◆ To be done:
Identify the lines that contain the word "dashed" and copy each one.
── Material shown ──
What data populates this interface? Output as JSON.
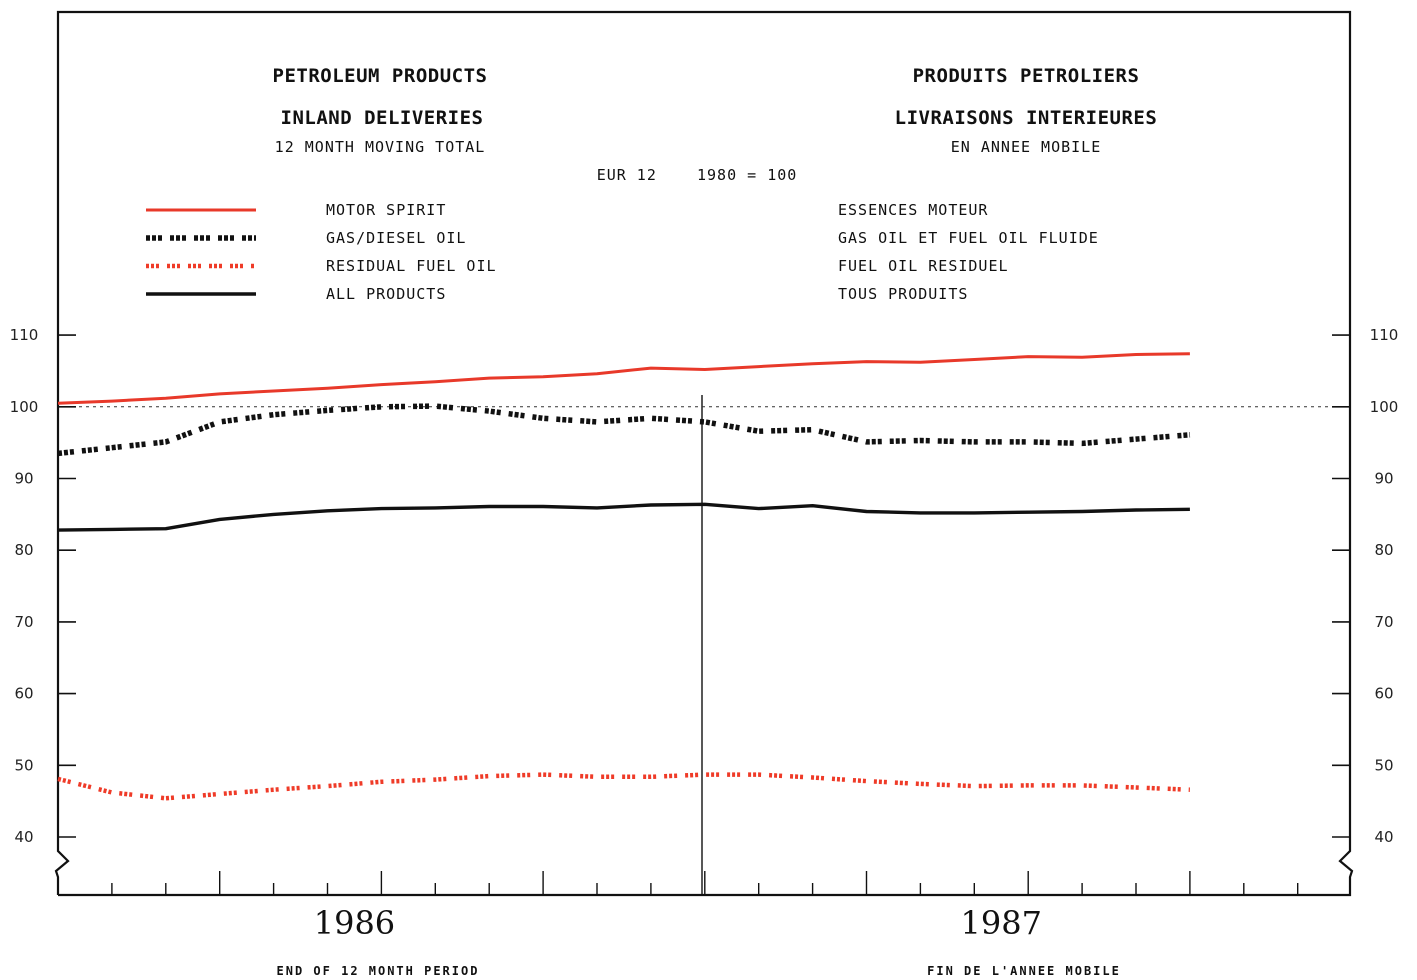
{
  "header": {
    "title_en_line1": "PETROLEUM PRODUCTS",
    "title_en_line2": "INLAND DELIVERIES",
    "subtitle_en": "12 MONTH MOVING TOTAL",
    "title_fr_line1": "PRODUITS PETROLIERS",
    "title_fr_line2": "LIVRAISONS INTERIEURES",
    "subtitle_fr": "EN ANNEE MOBILE",
    "base_note": "EUR 12    1980 = 100"
  },
  "footer": {
    "xlabel_en": "END OF 12 MONTH PERIOD",
    "xlabel_fr": "FIN DE L'ANNEE MOBILE"
  },
  "colors": {
    "motor_spirit": "#e8392a",
    "gas_diesel": "#111111",
    "residual": "#ef3b28",
    "all_products": "#111111",
    "frame": "#111111"
  },
  "chart_data": {
    "type": "line",
    "x_unit": "month index (0 = Jan 1986, 11 = Dec 1986, 12 = Jan 1987)",
    "x": [
      0,
      1,
      2,
      3,
      4,
      5,
      6,
      7,
      8,
      9,
      10,
      11,
      12,
      13,
      14,
      15,
      16,
      17,
      18,
      19,
      20,
      21
    ],
    "year_labels": [
      {
        "label": "1986",
        "center_month": 5.5
      },
      {
        "label": "1987",
        "center_month": 17.5
      }
    ],
    "yticks": [
      40,
      50,
      60,
      70,
      80,
      90,
      100,
      110
    ],
    "ylim": [
      36,
      111
    ],
    "reference_line": 100,
    "series": [
      {
        "key": "motor_spirit",
        "name_en": "MOTOR SPIRIT",
        "name_fr": "ESSENCES MOTEUR",
        "style": "solid-red",
        "values": [
          100.5,
          100.8,
          101.2,
          101.8,
          102.2,
          102.6,
          103.1,
          103.5,
          104.0,
          104.2,
          104.6,
          105.4,
          105.2,
          105.6,
          106.0,
          106.3,
          106.2,
          106.6,
          107.0,
          106.9,
          107.3,
          107.4
        ]
      },
      {
        "key": "gas_diesel",
        "name_en": "GAS/DIESEL OIL",
        "name_fr": "GAS OIL ET FUEL OIL FLUIDE",
        "style": "dashed-black",
        "values": [
          93.5,
          94.3,
          95.1,
          97.9,
          98.9,
          99.5,
          100.0,
          100.1,
          99.4,
          98.4,
          97.9,
          98.4,
          97.9,
          96.6,
          96.8,
          95.1,
          95.3,
          95.1,
          95.1,
          94.9,
          95.5,
          96.1
        ]
      },
      {
        "key": "residual",
        "name_en": "RESIDUAL FUEL OIL",
        "name_fr": "FUEL OIL RESIDUEL",
        "style": "dashed-red",
        "values": [
          48.1,
          46.2,
          45.4,
          46.0,
          46.6,
          47.1,
          47.7,
          48.0,
          48.5,
          48.7,
          48.4,
          48.4,
          48.7,
          48.7,
          48.3,
          47.8,
          47.4,
          47.1,
          47.2,
          47.2,
          46.9,
          46.6
        ]
      },
      {
        "key": "all_products",
        "name_en": "ALL PRODUCTS",
        "name_fr": "TOUS PRODUITS",
        "style": "solid-black",
        "values": [
          82.8,
          82.9,
          83.0,
          84.3,
          85.0,
          85.5,
          85.8,
          85.9,
          86.1,
          86.1,
          85.9,
          86.3,
          86.4,
          85.8,
          86.2,
          85.4,
          85.2,
          85.2,
          85.3,
          85.4,
          85.6,
          85.7
        ]
      }
    ]
  }
}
───
◆ Exercise solution:
        "style": "dashed-black",
        "style": "dashed-red",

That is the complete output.